══ DATASET ROWS

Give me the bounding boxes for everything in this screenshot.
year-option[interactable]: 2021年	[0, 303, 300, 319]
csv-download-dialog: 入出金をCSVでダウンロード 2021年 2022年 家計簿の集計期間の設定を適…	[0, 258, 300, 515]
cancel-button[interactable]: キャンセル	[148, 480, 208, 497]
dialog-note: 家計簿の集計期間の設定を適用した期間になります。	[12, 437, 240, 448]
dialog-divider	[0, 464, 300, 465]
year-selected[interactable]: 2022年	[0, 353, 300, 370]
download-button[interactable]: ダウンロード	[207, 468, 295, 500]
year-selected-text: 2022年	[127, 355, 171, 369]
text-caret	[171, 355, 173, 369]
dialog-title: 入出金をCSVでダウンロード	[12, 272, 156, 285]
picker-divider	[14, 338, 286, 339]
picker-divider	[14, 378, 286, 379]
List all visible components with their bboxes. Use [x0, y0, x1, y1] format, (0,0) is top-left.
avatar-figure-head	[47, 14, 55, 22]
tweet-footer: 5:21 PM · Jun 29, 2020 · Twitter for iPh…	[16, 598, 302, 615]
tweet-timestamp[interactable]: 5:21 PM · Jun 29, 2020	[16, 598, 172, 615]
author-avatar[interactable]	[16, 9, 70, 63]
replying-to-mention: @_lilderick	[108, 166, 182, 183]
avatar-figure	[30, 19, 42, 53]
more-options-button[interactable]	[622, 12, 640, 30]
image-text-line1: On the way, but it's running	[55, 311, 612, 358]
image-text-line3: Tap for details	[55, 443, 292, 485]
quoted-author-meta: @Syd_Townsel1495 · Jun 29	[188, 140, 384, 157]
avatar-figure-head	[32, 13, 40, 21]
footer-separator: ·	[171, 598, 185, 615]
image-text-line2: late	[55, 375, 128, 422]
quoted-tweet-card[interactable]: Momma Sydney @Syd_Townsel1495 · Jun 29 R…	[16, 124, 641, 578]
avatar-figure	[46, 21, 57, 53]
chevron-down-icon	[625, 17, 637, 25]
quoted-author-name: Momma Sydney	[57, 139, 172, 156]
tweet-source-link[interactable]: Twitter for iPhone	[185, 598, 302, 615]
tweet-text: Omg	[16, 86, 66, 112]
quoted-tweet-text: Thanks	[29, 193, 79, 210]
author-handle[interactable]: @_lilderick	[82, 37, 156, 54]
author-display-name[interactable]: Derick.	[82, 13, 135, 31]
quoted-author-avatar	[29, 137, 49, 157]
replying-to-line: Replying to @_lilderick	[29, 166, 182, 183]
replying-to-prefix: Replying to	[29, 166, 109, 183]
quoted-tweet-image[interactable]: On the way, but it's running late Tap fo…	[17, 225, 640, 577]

════

EXERCISE GOAL >>
Copy out every line of the material above word for word, with nothing changed.

TASK RESPONSE >>
Give me the bounding boxes for everything in this screenshot.
year-option[interactable]: 2021年	[0, 303, 300, 319]
csv-download-dialog: 入出金をCSVでダウンロード 2021年 2022年 家計簿の集計期間の設定を適…	[0, 258, 300, 515]
cancel-button[interactable]: キャンセル	[148, 480, 208, 497]
dialog-note: 家計簿の集計期間の設定を適用した期間になります。	[12, 437, 240, 448]
dialog-divider	[0, 464, 300, 465]
year-selected[interactable]: 2022年	[0, 353, 300, 370]
download-button[interactable]: ダウンロード	[207, 468, 295, 500]
year-selected-text: 2022年	[127, 355, 171, 369]
text-caret	[171, 355, 173, 369]
dialog-title: 入出金をCSVでダウンロード	[12, 272, 156, 285]
picker-divider	[14, 338, 286, 339]
picker-divider	[14, 378, 286, 379]
List all visible components with their bboxes. Use [x0, y0, x1, y1] format, (0,0) is top-left.
avatar-figure-head	[47, 14, 55, 22]
tweet-footer: 5:21 PM · Jun 29, 2020 · Twitter for iPh…	[16, 598, 302, 615]
tweet-timestamp[interactable]: 5:21 PM · Jun 29, 2020	[16, 598, 172, 615]
author-avatar[interactable]	[16, 9, 70, 63]
replying-to-mention: @_lilderick	[108, 166, 182, 183]
avatar-figure	[30, 19, 42, 53]
more-options-button[interactable]	[622, 12, 640, 30]
image-text-line1: On the way, but it's running	[55, 311, 612, 358]
image-text-line3: Tap for details	[55, 443, 292, 485]
quoted-author-meta: @Syd_Townsel1495 · Jun 29	[188, 140, 384, 157]
avatar-figure-head	[32, 13, 40, 21]
footer-separator: ·	[171, 598, 185, 615]
image-text-line2: late	[55, 375, 128, 422]
quoted-tweet-card[interactable]: Momma Sydney @Syd_Townsel1495 · Jun 29 R…	[16, 124, 641, 578]
avatar-figure	[46, 21, 57, 53]
chevron-down-icon	[625, 17, 637, 25]
quoted-author-name: Momma Sydney	[57, 139, 172, 156]
tweet-source-link[interactable]: Twitter for iPhone	[185, 598, 302, 615]
tweet-text: Omg	[16, 86, 66, 112]
quoted-tweet-text: Thanks	[29, 193, 79, 210]
author-handle[interactable]: @_lilderick	[82, 37, 156, 54]
author-display-name[interactable]: Derick.	[82, 13, 135, 31]
quoted-author-avatar	[29, 137, 49, 157]
replying-to-line: Replying to @_lilderick	[29, 166, 182, 183]
replying-to-prefix: Replying to	[29, 166, 109, 183]
quoted-tweet-image[interactable]: On the way, but it's running late Tap fo…	[17, 225, 640, 577]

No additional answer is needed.